• **EXERCISE GOAL**: Identify and copy all lines of the material where the string "JSON" is found.

Figure collection entries:
■ ■ ■ ■

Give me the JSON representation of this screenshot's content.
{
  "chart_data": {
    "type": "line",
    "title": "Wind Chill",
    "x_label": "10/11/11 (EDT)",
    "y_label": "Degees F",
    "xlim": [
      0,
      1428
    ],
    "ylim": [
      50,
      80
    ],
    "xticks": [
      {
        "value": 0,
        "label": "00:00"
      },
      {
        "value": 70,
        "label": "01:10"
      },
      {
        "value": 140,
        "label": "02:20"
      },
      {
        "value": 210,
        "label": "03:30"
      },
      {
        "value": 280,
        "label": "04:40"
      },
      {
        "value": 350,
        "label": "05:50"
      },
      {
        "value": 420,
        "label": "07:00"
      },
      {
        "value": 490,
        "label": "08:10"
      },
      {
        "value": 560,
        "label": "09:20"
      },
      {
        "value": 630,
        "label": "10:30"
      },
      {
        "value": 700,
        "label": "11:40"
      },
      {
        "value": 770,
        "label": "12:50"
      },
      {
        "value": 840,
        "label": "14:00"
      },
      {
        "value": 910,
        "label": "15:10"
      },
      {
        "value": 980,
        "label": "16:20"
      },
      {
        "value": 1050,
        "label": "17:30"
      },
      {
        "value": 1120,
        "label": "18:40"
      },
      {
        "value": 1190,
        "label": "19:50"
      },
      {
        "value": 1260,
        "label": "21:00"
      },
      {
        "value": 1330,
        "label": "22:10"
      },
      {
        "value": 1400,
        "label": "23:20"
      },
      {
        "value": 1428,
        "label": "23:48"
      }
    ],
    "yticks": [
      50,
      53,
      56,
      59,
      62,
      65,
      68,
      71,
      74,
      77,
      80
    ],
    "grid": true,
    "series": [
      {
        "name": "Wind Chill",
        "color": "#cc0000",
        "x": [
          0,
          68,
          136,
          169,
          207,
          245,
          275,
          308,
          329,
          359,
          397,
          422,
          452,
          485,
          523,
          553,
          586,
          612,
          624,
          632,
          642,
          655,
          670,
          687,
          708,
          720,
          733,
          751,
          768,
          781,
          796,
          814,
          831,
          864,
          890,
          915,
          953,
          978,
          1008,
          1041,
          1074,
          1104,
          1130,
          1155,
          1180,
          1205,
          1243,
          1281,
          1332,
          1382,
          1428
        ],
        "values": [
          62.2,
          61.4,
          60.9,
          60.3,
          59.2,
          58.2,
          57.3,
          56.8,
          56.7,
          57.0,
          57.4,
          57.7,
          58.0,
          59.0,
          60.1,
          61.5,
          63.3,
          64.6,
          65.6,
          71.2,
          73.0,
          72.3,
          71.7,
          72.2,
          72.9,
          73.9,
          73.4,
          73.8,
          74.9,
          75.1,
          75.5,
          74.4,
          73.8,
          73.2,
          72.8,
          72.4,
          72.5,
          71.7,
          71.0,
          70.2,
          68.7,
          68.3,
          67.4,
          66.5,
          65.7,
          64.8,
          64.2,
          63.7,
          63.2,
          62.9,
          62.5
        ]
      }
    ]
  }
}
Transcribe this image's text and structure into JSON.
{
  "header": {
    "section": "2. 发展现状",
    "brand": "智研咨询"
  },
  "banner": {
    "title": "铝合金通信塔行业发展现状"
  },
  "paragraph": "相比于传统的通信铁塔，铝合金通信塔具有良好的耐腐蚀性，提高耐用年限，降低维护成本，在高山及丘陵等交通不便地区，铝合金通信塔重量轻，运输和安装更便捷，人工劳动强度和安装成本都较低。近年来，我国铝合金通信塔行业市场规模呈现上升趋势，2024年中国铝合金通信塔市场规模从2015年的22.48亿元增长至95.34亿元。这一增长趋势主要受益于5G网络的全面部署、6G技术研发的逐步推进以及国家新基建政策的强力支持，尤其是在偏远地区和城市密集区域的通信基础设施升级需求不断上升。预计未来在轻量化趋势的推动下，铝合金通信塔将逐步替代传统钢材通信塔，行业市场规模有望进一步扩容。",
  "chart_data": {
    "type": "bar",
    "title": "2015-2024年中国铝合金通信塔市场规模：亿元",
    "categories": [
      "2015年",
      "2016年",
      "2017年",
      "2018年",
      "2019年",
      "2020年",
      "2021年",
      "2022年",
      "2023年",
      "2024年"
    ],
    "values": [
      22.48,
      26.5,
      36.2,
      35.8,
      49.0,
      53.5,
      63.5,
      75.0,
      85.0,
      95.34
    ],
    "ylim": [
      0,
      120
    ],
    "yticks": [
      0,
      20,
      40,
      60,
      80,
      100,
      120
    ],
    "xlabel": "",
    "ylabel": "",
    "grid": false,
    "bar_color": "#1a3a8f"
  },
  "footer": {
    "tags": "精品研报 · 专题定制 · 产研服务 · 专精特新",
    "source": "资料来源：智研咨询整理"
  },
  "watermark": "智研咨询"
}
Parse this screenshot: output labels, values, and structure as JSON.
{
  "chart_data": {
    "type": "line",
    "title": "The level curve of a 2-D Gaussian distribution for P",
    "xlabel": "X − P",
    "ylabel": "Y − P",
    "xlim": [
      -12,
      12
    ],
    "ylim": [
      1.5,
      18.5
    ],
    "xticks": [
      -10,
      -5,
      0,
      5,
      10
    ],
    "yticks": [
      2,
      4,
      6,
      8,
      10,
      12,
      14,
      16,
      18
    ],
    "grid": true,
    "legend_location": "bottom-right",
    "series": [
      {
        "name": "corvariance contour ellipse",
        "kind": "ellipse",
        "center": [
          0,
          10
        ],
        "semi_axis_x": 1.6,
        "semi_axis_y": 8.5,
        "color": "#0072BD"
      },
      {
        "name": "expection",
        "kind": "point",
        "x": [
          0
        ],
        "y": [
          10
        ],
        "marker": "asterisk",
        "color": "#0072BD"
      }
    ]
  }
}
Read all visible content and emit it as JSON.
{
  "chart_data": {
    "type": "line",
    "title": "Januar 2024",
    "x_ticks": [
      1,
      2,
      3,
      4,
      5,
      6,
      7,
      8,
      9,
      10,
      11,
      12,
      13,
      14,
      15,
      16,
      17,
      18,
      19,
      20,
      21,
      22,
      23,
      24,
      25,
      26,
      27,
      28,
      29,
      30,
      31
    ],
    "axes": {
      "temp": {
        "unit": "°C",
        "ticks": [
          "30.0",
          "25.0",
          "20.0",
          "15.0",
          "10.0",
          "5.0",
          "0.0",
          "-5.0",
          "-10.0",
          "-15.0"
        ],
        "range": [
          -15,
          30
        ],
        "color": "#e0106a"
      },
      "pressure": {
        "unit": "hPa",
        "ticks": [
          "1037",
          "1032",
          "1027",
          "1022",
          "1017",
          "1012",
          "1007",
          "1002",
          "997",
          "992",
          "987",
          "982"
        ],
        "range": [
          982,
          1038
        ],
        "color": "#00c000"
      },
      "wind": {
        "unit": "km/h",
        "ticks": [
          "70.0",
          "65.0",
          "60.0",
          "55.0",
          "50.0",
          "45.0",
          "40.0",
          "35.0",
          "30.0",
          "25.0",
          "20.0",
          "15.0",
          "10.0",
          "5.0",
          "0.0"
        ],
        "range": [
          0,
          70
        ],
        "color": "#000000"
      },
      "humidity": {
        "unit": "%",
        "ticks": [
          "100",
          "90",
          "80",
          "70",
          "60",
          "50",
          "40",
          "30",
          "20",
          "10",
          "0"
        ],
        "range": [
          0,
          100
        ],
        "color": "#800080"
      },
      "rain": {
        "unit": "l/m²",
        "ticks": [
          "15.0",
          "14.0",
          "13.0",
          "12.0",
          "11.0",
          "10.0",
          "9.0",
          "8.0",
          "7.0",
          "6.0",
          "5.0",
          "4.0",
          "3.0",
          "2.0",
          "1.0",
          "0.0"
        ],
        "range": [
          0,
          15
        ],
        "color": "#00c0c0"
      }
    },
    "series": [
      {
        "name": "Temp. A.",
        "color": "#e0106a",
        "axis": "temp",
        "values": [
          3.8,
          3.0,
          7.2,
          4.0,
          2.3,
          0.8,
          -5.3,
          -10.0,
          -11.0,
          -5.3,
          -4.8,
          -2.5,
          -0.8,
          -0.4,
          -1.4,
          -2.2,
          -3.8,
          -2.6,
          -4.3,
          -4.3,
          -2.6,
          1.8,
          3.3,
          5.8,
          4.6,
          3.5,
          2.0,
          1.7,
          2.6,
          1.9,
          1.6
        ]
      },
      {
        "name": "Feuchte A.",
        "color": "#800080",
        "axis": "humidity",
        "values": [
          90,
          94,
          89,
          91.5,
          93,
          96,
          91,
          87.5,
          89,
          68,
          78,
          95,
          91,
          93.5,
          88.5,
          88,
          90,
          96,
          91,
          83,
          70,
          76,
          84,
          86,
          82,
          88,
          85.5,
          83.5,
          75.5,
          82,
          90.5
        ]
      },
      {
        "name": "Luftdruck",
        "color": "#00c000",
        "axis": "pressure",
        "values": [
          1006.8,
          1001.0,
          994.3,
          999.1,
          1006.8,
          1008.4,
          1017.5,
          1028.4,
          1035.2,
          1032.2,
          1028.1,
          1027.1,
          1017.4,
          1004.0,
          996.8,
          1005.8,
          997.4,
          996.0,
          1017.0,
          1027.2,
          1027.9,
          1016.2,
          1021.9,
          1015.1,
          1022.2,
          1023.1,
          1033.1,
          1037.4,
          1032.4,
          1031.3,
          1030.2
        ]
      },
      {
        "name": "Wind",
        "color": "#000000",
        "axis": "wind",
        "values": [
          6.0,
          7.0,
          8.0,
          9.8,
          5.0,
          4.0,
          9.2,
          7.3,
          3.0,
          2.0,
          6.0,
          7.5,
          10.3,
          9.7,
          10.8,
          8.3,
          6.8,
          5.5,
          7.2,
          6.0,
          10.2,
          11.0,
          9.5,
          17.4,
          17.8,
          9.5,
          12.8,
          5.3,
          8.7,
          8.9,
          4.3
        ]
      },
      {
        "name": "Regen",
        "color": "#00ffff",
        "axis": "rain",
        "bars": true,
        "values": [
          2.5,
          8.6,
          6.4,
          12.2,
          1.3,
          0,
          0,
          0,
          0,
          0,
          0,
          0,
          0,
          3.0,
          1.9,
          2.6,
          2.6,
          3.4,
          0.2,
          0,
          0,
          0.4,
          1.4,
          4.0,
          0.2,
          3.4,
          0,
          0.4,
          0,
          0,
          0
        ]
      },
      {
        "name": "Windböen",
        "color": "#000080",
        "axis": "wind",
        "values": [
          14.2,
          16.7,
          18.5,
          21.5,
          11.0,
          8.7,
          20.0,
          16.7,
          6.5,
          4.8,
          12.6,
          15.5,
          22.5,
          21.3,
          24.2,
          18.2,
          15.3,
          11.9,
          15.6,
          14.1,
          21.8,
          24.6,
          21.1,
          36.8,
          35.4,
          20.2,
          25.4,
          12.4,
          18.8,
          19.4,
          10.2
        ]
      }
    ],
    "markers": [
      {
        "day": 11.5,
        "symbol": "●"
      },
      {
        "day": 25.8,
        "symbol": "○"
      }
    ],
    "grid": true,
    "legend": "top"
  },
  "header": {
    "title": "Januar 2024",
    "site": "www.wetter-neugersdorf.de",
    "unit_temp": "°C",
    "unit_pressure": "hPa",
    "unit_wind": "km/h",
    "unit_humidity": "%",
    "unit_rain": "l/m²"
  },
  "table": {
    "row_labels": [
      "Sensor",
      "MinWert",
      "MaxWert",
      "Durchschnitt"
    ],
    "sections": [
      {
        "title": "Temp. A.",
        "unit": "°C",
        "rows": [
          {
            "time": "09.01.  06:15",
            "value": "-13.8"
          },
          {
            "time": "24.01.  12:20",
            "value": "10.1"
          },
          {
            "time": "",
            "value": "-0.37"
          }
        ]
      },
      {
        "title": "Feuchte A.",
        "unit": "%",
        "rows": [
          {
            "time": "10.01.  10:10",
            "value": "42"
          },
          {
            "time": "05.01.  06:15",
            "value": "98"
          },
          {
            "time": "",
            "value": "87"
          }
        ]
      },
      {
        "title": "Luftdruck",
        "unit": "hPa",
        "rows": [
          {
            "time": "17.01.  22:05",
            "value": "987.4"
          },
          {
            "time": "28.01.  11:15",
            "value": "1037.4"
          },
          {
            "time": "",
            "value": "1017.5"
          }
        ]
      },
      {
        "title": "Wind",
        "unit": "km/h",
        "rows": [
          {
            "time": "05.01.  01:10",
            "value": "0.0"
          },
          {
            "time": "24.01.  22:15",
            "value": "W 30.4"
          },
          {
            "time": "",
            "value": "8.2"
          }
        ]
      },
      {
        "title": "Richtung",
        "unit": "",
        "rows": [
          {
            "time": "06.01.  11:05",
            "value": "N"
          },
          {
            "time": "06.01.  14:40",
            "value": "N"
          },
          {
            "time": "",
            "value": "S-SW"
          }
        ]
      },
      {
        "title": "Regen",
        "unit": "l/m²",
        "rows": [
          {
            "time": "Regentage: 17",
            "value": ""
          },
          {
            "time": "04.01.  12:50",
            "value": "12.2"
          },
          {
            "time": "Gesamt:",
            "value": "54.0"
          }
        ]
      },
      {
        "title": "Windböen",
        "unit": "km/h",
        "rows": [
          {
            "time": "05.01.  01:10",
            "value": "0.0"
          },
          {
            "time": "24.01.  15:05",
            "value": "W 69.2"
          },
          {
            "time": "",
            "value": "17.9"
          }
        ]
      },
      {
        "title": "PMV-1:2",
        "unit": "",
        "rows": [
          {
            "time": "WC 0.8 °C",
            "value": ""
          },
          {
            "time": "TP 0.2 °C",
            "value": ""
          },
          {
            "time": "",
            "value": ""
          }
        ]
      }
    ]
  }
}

■ ■ ■ ■

• **THE COMPLETED TASK**:
Give me the JSON representation of this screenshot's content.
Transcribe this image's text and structure into JSON.
Parse this screenshot: output labels, values, and structure as JSON.
Read all visible content and emit it as JSON.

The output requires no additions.